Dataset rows
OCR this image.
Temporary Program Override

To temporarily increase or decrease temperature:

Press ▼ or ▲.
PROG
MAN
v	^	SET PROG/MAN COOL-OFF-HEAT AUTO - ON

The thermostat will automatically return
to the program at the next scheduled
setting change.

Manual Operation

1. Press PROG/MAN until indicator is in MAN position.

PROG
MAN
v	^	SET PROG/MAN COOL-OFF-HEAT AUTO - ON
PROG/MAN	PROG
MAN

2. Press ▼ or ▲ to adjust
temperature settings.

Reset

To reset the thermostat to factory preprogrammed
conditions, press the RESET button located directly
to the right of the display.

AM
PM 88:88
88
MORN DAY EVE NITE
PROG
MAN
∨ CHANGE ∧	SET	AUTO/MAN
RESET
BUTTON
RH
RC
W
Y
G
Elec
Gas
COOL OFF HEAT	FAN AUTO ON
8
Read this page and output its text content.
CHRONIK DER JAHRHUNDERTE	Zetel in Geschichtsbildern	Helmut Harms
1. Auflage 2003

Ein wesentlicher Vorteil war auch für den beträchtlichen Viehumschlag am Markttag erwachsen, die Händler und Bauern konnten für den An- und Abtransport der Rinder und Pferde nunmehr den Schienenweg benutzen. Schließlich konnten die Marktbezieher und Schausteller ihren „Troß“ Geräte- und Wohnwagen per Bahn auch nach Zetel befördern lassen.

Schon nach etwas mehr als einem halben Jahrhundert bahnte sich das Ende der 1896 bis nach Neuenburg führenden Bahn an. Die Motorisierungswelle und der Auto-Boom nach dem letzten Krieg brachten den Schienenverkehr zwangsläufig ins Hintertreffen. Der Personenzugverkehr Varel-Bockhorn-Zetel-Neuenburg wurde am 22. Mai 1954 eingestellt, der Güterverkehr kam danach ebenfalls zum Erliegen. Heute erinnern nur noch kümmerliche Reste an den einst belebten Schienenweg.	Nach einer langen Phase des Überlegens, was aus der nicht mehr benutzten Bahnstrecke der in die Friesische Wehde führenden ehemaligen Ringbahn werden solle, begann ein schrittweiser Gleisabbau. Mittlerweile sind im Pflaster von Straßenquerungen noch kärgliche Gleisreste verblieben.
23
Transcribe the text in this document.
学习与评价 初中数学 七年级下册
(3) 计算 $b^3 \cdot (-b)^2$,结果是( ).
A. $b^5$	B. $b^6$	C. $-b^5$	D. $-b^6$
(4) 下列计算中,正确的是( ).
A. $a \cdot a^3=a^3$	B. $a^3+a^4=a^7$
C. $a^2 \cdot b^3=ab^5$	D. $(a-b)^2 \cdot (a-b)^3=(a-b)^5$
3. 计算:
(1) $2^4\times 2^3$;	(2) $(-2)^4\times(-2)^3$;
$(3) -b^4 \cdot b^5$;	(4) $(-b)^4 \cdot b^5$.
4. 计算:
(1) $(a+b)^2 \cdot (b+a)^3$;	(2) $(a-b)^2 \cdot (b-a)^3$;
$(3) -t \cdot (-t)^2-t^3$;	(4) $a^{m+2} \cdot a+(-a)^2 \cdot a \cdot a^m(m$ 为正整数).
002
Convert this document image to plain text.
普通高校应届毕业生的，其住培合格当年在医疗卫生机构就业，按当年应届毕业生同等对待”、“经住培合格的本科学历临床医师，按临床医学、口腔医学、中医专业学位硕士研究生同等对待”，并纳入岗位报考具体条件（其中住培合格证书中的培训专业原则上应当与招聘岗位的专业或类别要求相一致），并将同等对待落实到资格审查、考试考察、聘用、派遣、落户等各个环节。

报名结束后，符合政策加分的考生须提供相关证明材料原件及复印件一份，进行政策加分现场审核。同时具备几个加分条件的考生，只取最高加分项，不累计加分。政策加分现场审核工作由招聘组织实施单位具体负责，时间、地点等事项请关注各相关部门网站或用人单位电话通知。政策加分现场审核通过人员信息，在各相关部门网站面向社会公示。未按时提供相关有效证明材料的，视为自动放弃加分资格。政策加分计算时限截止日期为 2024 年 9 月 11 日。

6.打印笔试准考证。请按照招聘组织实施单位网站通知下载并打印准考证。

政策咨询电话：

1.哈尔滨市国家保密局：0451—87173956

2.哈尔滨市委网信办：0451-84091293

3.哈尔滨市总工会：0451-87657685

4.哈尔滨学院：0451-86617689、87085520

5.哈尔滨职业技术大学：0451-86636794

SHORT TASK: Which lines include "image"? Copy each of them out.

SOLUTION TO THE PROBLEM:
OCR this image.
Convert this document image to plain text.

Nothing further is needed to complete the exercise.